• Goal of the exercise
Copy the entries from the first one through the line that contains "589, 239, 606]", switching "profile" to "curve" and leaving everything else unchanged.

• Extracted information
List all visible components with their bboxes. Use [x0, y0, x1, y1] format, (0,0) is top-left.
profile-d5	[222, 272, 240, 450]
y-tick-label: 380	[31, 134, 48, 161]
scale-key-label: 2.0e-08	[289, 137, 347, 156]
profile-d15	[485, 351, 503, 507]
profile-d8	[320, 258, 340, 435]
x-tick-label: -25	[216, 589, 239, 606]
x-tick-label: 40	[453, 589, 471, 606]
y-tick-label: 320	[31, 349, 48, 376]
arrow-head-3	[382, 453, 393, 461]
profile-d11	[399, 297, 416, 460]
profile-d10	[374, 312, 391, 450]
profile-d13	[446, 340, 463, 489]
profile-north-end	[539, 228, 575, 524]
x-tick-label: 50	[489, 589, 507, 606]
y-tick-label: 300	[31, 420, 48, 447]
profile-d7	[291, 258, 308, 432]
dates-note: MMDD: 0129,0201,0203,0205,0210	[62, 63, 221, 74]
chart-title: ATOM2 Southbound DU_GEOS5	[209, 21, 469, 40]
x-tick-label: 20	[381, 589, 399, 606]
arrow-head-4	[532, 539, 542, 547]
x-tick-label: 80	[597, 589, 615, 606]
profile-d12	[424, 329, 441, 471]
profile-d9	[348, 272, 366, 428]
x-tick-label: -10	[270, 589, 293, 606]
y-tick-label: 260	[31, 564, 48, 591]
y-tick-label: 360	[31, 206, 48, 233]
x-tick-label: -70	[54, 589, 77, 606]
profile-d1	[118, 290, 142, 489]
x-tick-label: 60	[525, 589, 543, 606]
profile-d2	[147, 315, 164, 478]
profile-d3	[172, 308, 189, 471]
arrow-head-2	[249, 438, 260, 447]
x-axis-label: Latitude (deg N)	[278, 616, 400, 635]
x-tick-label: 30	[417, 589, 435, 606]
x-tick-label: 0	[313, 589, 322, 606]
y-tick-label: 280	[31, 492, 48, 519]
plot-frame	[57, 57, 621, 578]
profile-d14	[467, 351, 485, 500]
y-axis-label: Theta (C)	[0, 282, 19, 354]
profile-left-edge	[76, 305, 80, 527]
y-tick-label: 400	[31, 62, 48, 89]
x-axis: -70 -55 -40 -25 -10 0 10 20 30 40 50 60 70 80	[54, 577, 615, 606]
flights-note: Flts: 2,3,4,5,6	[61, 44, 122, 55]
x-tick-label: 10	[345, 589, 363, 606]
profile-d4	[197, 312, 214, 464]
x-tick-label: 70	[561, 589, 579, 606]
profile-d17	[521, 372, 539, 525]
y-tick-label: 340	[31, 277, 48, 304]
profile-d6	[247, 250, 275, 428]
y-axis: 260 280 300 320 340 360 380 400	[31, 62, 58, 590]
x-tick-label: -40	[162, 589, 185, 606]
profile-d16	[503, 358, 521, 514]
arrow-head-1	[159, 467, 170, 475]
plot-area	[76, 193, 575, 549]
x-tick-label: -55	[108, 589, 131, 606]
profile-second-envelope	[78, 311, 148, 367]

• Expected answer
List all visible components with their bboxes. Use [x0, y0, x1, y1] format, (0,0) is top-left.
curve-d5	[222, 272, 240, 450]
y-tick-label: 380	[31, 134, 48, 161]
scale-key-label: 2.0e-08	[289, 137, 347, 156]
curve-d15	[485, 351, 503, 507]
curve-d8	[320, 258, 340, 435]
x-tick-label: -25	[216, 589, 239, 606]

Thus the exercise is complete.